**Werkopdracht**
Zet de woordenboektekst over het woord "aanvalsfront" voort vanaf het punt waar die nu ophoudt.

━━━ Tekstfragment

Wat is de betekenis van aanvalsfront?

2024-04-24
Nederlandstalige WikiWoordenboek

Wiktionary (2019)

aanvalsfront

aanvalsfront - Zelfstandignaamwoord 1. front waarop een aanval plaatsvindt Woordherkomst samenstelling van aanval en front met het invoegsel -s-

2024-04-24
Groot woordenboek der Nederlandse taal

Van Dale Uitgevers (1950)

Aanvalsfront

o. (-en), 1. front ener belegerde vesting, waartegen de hoofdaanval gericht is of zal worden; — 2. front waarover een aanval zich uitstrekt.

2024-04-24
Verklarend handwoordenboek der Nederlandse taal

M. J. Koenen's (1937)

aanvalsfront

o. -en (front v. e. vesting of gedeelte der vijandelijke linie, tegen hetwelk de aanval is gericht); -kreet, m. -kreten; -mijn, v. -en (tegen verdedigingswerken gegraven of anderszins aangebrachte mijn); — plan, o. -plannen; -punt, o. -en (het punt, waartegen de aanval wordt gericht); -sein, o. -en of -teken, o. -s; -wapen, o. -s (wapen, best...

━━━━━━
━━━ Te onderzoeken gegevens

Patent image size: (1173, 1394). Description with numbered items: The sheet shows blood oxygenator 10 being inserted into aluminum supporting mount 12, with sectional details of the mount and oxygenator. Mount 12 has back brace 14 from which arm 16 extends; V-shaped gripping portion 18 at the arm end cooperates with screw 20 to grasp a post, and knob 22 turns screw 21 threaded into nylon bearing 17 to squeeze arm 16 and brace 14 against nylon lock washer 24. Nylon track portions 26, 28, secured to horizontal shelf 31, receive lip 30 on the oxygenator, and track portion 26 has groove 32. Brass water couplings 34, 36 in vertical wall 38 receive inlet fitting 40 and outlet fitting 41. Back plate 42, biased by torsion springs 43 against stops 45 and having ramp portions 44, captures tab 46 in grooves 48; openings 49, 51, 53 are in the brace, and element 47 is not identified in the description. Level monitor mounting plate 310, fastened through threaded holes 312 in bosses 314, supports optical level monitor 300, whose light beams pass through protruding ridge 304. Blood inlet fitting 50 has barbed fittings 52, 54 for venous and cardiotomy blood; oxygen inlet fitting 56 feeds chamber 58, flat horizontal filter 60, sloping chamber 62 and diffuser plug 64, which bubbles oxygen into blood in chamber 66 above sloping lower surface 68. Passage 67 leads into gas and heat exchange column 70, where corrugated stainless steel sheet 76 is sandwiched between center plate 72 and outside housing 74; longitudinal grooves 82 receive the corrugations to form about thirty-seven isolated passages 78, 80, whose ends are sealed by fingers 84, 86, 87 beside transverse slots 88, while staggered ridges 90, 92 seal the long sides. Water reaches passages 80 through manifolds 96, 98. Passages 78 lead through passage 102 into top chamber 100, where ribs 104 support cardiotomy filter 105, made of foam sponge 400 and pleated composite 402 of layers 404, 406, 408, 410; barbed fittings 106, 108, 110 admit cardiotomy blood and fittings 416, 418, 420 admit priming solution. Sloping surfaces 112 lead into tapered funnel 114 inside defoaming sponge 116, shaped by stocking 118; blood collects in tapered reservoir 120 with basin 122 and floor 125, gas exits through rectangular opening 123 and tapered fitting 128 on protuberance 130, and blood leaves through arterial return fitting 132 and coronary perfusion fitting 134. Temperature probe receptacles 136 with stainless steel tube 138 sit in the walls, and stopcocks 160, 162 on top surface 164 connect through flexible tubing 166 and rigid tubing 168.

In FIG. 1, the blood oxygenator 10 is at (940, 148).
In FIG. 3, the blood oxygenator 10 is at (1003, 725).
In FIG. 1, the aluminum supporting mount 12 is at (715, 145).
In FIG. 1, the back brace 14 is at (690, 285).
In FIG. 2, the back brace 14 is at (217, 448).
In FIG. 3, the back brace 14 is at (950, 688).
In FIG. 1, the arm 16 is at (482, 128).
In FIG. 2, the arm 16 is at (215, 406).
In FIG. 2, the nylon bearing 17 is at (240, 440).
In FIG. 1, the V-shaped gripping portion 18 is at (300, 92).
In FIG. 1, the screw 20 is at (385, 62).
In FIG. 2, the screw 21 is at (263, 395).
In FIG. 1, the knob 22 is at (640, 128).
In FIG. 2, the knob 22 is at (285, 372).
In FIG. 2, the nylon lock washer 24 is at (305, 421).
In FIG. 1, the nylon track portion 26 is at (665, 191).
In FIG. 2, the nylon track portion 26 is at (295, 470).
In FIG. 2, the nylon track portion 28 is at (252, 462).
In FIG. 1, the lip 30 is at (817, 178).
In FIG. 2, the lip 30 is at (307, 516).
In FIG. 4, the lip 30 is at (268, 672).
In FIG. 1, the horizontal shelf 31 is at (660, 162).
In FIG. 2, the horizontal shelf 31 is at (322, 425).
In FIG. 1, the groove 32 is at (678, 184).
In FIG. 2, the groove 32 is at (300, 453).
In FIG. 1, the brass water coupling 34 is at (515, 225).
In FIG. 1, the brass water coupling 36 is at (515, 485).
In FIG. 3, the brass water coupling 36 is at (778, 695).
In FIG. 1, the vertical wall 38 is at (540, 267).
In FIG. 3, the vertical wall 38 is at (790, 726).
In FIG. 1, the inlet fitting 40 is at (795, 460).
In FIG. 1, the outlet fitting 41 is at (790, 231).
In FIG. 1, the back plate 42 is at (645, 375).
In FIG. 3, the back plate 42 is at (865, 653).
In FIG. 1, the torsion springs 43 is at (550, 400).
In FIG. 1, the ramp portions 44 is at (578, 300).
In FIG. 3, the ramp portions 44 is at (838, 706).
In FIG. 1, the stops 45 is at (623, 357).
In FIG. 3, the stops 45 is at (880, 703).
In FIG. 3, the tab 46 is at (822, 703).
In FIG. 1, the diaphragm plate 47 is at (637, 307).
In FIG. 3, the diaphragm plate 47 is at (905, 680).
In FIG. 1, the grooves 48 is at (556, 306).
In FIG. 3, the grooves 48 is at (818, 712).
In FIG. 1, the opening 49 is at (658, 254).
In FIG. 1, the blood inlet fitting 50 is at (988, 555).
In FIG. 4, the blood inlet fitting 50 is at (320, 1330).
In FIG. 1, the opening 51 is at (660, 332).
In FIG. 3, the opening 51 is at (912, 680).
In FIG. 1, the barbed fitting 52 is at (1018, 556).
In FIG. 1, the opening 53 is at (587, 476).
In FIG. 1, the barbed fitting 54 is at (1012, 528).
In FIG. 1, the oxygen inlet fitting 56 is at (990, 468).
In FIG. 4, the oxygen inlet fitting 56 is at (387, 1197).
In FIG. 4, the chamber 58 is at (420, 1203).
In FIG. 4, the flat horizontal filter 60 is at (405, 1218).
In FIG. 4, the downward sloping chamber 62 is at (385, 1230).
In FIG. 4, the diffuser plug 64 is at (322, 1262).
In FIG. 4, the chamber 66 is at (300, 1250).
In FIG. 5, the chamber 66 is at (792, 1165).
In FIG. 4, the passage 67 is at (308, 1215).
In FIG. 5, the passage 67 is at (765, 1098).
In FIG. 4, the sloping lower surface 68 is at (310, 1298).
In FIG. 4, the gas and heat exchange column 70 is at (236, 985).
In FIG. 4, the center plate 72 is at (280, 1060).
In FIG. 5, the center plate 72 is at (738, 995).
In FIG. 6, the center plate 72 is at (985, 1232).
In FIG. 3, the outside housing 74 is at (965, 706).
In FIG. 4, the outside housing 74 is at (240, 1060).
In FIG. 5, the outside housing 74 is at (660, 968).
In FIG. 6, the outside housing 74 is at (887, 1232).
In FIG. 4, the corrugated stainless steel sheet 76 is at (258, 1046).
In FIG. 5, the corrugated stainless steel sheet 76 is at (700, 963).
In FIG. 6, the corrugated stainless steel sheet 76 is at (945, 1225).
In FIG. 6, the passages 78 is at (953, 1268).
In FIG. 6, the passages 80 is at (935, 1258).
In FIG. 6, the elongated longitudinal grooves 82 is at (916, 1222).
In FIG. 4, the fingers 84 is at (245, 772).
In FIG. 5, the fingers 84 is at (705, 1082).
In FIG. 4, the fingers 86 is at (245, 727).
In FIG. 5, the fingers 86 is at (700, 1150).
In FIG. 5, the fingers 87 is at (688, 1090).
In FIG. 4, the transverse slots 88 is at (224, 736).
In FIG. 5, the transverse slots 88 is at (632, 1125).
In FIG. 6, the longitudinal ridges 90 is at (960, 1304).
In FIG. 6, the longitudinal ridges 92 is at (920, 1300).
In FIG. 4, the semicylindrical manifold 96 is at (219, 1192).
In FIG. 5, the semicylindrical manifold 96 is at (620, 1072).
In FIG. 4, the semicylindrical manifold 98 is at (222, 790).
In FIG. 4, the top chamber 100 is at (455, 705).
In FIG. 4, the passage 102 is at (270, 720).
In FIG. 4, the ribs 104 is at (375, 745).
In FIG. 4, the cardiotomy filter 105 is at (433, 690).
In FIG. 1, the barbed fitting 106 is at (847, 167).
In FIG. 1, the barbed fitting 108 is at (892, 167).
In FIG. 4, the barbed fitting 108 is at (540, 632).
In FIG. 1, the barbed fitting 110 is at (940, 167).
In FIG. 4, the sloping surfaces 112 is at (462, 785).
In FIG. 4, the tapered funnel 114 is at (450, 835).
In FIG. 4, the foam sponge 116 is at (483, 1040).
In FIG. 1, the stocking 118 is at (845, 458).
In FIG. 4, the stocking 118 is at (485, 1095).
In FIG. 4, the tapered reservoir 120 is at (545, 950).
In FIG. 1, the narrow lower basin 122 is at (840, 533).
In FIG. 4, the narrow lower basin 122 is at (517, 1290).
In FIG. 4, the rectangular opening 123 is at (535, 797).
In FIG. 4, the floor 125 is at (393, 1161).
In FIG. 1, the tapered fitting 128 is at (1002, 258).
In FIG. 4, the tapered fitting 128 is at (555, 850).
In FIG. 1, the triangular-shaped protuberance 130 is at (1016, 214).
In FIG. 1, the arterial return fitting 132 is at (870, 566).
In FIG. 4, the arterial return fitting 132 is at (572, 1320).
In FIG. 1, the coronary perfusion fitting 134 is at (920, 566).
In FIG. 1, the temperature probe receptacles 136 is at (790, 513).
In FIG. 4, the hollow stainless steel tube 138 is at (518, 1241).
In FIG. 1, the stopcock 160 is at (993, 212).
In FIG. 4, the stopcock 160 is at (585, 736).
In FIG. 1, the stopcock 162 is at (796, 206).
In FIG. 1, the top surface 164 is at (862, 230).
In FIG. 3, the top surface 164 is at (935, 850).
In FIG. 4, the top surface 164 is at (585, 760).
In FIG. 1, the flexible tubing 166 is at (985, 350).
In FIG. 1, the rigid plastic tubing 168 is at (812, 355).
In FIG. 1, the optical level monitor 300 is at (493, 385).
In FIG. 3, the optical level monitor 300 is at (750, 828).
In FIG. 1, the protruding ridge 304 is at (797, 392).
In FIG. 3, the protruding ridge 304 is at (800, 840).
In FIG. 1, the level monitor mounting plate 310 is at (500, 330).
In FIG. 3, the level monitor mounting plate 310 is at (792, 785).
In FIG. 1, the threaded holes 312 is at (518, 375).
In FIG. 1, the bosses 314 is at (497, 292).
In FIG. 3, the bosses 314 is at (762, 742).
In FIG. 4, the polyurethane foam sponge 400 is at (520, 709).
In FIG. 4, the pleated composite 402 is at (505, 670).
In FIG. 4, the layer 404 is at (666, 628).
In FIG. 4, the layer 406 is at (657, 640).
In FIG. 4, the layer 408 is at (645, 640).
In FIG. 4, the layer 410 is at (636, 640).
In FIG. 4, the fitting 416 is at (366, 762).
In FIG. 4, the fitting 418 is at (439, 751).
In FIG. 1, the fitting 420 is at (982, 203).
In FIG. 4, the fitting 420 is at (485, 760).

━━━━━━

**Uitwerking**
2024-04-24
Modern Woordenboek

Jozef Verschueren (1930)

aanvalsfront

('a:nvals) o. (-en) front waartegen men aanvalt.

2024-04-24
Oosthoek encyclopedie

Oosthoek's Uitgevers Mij. N.V (1916-1925)

Aanvalsfront

Aanvalsfront - front van eene vesting, waarop bij een beleg, na zorgvuldige verkenning, de geregelde aanval wordt uitgevoerd.

2024-04-24
Groot woordenboek der Nederlandsche taal

J.H. van Dale (1898)

aanvalsfront

Aanvalsfront - o. (-en), front eener belegerde vesting, waartegen de hoofdaanval gericht is of zal worden.